- _STATED EXERCISE_: For the listing below, give the count of lines containing "docente", and no other text.

- _MATERIAL PROVIDED_:
□ □ □ □ □ □ □

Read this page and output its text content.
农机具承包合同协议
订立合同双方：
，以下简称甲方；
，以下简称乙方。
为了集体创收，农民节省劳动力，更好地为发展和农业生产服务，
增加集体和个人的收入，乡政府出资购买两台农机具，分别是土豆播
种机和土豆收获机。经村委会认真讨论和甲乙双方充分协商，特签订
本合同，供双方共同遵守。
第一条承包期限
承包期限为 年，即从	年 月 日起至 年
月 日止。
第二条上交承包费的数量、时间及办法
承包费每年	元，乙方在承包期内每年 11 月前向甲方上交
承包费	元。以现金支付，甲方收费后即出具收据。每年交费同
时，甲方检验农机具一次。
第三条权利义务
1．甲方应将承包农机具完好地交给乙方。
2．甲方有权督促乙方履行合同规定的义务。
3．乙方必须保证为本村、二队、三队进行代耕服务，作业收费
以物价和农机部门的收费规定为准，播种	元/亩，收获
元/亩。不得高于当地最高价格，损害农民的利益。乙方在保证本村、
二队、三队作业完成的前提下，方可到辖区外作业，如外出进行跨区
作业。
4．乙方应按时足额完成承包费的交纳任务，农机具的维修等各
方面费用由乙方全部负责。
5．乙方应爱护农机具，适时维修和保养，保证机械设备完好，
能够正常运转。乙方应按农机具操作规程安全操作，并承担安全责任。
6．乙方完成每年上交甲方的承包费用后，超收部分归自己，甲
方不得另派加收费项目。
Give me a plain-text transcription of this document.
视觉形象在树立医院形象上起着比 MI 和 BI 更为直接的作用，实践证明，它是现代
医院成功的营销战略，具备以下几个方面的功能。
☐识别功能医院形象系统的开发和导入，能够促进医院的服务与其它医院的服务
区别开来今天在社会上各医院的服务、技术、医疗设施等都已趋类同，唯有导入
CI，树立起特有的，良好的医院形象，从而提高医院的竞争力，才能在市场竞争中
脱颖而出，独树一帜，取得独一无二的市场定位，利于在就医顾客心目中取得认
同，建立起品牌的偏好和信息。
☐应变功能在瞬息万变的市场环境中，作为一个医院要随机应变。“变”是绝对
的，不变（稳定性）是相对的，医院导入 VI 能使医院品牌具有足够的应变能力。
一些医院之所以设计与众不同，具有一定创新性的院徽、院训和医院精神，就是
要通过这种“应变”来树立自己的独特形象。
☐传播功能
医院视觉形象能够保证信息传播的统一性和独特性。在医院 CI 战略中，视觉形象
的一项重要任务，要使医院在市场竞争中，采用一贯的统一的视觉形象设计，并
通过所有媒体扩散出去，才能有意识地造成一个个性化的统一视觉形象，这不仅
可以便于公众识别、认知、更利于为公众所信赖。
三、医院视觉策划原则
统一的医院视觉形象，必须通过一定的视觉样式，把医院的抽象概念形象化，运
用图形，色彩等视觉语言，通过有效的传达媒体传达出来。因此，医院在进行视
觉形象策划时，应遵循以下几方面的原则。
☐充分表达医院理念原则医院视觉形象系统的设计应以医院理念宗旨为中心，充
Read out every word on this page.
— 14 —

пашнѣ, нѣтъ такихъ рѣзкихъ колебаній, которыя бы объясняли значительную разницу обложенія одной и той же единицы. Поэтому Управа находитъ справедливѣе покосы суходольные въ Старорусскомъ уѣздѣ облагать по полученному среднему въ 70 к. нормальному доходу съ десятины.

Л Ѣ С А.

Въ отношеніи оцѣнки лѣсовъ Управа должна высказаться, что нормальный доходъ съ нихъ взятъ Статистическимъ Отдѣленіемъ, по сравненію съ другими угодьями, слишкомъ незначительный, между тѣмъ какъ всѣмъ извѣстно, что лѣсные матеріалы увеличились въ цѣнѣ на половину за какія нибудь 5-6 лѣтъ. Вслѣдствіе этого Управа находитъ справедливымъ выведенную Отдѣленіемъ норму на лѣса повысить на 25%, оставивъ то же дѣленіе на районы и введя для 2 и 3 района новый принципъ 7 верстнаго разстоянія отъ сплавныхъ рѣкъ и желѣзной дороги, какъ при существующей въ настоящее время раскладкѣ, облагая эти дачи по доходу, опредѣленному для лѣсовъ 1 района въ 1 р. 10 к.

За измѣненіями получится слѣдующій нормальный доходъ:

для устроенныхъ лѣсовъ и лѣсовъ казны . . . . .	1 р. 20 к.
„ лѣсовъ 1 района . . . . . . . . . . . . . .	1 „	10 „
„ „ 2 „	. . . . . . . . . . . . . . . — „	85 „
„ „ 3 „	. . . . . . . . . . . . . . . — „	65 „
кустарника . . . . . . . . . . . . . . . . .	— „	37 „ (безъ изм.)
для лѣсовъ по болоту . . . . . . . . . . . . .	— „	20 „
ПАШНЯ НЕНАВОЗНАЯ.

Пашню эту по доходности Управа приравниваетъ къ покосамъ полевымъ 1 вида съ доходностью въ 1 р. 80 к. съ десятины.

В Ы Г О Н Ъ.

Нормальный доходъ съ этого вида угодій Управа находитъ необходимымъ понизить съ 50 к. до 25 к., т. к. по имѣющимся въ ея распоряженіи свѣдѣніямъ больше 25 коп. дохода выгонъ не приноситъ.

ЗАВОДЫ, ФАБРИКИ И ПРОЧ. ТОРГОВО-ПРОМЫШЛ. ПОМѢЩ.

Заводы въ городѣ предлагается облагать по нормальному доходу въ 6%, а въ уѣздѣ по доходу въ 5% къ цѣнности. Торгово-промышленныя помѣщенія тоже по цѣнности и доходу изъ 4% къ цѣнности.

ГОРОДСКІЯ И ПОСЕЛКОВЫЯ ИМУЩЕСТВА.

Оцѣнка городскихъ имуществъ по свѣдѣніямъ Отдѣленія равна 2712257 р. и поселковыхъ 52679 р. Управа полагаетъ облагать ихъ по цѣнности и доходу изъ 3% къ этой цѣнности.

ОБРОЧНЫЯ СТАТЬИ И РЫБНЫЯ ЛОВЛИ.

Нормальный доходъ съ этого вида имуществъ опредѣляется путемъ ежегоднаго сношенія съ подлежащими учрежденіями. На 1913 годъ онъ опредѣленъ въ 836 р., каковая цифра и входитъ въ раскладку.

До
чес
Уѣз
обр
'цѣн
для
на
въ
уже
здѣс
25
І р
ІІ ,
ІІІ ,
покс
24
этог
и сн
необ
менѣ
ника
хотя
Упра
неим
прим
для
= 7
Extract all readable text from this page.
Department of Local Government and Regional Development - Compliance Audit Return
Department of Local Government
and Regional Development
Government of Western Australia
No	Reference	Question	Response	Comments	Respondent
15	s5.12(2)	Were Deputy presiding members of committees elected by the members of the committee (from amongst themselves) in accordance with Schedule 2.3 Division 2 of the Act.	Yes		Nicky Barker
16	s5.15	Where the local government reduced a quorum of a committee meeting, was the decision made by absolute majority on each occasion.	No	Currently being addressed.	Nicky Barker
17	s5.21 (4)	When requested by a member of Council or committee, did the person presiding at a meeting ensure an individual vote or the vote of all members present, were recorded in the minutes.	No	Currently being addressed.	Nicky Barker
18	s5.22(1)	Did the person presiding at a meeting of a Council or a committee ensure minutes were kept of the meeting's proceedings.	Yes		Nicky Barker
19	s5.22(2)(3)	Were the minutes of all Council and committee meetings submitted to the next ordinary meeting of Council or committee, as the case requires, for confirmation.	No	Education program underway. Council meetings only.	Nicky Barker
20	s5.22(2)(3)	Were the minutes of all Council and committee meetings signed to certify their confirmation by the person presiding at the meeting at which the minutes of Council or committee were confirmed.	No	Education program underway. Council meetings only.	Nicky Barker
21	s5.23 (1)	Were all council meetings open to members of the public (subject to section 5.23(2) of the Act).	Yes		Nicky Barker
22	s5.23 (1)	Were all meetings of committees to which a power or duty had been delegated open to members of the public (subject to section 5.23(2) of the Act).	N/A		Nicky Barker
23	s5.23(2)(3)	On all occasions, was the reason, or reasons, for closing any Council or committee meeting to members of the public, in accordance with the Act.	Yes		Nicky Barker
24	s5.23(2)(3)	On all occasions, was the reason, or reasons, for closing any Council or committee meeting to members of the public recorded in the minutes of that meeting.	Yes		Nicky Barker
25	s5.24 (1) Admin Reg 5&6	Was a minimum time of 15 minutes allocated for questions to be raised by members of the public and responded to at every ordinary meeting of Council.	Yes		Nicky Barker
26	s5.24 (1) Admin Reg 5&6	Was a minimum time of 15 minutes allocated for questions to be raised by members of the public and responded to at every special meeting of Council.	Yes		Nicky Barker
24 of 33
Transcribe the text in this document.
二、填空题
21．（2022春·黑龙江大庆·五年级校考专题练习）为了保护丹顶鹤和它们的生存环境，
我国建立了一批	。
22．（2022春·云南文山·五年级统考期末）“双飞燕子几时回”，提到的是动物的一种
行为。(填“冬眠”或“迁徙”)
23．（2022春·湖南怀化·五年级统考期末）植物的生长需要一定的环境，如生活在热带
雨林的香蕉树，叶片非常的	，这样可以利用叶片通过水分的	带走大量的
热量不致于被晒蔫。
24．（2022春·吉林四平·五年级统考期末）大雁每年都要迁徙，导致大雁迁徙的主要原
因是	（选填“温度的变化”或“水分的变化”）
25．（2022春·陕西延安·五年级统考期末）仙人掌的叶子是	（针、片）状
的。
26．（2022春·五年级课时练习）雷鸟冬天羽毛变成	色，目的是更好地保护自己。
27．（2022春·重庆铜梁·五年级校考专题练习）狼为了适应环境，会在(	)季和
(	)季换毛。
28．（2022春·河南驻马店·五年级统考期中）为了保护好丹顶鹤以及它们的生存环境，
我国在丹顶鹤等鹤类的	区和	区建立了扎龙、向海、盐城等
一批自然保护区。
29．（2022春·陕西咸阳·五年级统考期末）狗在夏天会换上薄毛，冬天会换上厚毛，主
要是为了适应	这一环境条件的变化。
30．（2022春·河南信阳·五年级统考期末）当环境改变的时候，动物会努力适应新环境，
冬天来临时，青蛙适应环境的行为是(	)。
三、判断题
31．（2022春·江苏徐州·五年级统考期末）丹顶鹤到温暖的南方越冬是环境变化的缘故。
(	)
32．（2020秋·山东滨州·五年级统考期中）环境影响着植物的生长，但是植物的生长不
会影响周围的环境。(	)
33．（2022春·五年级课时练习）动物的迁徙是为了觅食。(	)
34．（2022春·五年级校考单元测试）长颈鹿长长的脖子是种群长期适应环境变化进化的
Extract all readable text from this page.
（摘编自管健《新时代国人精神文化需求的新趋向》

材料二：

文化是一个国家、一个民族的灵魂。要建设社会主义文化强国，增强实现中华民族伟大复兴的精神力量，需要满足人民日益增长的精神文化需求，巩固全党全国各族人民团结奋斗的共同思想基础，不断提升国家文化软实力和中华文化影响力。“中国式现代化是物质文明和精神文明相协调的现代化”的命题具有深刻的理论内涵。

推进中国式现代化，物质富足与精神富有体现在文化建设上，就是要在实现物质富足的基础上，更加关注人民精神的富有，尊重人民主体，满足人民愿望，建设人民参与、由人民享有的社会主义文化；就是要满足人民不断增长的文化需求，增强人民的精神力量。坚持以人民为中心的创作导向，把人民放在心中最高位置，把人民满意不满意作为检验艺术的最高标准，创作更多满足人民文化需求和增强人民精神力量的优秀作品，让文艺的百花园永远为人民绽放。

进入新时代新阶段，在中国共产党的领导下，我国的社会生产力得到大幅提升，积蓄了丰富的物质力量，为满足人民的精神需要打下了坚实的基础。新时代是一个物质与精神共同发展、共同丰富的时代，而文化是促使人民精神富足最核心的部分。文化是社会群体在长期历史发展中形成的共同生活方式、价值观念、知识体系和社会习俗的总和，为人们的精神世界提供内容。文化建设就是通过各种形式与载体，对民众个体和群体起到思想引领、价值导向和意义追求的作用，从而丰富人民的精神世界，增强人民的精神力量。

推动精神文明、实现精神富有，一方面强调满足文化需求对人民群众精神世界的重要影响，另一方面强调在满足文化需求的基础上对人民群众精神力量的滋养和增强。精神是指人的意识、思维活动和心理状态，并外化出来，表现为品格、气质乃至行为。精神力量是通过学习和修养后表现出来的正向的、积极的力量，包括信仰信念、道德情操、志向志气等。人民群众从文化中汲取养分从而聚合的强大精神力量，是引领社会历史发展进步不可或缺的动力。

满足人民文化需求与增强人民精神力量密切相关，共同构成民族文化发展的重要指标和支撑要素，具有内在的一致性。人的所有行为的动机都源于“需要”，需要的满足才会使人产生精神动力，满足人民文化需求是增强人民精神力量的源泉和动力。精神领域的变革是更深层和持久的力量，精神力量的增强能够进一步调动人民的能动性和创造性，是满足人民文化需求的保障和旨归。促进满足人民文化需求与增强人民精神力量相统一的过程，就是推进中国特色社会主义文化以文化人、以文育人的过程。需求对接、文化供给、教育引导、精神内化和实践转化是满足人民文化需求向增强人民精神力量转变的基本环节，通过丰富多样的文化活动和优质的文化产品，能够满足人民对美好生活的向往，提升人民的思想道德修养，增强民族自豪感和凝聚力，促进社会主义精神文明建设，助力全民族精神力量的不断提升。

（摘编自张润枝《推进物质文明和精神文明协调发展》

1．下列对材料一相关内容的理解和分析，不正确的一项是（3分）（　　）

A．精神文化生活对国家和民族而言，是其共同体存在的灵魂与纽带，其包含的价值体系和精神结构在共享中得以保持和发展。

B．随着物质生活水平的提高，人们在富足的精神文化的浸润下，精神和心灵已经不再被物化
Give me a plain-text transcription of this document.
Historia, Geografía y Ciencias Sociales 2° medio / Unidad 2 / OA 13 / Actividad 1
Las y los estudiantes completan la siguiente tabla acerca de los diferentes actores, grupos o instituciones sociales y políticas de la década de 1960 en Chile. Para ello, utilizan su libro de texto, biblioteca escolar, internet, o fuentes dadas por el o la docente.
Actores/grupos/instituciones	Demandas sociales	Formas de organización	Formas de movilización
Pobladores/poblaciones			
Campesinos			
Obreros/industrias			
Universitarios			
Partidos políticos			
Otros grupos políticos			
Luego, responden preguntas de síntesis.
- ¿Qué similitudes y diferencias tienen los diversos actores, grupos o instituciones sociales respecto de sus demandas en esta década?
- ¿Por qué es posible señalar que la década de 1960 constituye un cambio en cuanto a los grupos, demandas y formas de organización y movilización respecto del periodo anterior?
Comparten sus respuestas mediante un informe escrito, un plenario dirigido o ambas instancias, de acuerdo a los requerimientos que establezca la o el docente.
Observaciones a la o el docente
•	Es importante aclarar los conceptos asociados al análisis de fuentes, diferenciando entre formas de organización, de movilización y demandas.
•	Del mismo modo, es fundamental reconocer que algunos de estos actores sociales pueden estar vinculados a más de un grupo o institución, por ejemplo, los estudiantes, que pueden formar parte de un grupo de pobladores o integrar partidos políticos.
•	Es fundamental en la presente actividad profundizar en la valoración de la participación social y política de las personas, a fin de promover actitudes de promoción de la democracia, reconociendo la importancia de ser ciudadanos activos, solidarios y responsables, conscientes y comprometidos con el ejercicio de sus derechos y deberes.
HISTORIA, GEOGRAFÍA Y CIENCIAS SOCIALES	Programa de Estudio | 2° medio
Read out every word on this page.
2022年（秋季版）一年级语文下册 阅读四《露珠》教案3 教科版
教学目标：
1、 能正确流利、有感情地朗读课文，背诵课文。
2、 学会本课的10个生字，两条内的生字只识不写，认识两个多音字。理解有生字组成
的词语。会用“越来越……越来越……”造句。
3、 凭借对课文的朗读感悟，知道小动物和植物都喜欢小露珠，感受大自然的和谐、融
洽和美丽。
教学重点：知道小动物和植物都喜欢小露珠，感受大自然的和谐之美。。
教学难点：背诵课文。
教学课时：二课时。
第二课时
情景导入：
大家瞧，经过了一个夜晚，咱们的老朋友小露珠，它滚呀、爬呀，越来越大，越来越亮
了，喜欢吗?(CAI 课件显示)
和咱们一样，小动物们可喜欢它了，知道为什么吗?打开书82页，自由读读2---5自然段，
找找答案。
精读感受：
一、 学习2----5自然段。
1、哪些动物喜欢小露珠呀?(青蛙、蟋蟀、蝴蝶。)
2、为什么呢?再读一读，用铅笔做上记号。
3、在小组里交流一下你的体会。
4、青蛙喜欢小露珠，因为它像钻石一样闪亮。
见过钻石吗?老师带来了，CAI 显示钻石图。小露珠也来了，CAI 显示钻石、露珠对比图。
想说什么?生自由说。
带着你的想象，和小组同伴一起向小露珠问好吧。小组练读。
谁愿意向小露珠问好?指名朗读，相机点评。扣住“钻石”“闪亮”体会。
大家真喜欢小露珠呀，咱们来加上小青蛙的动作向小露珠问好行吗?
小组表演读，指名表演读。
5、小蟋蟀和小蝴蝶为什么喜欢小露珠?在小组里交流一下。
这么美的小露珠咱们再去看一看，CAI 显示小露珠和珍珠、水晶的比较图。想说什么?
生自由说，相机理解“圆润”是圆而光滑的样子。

□ □ □ □ □ □ □

- _TASK SOLUTION_: 3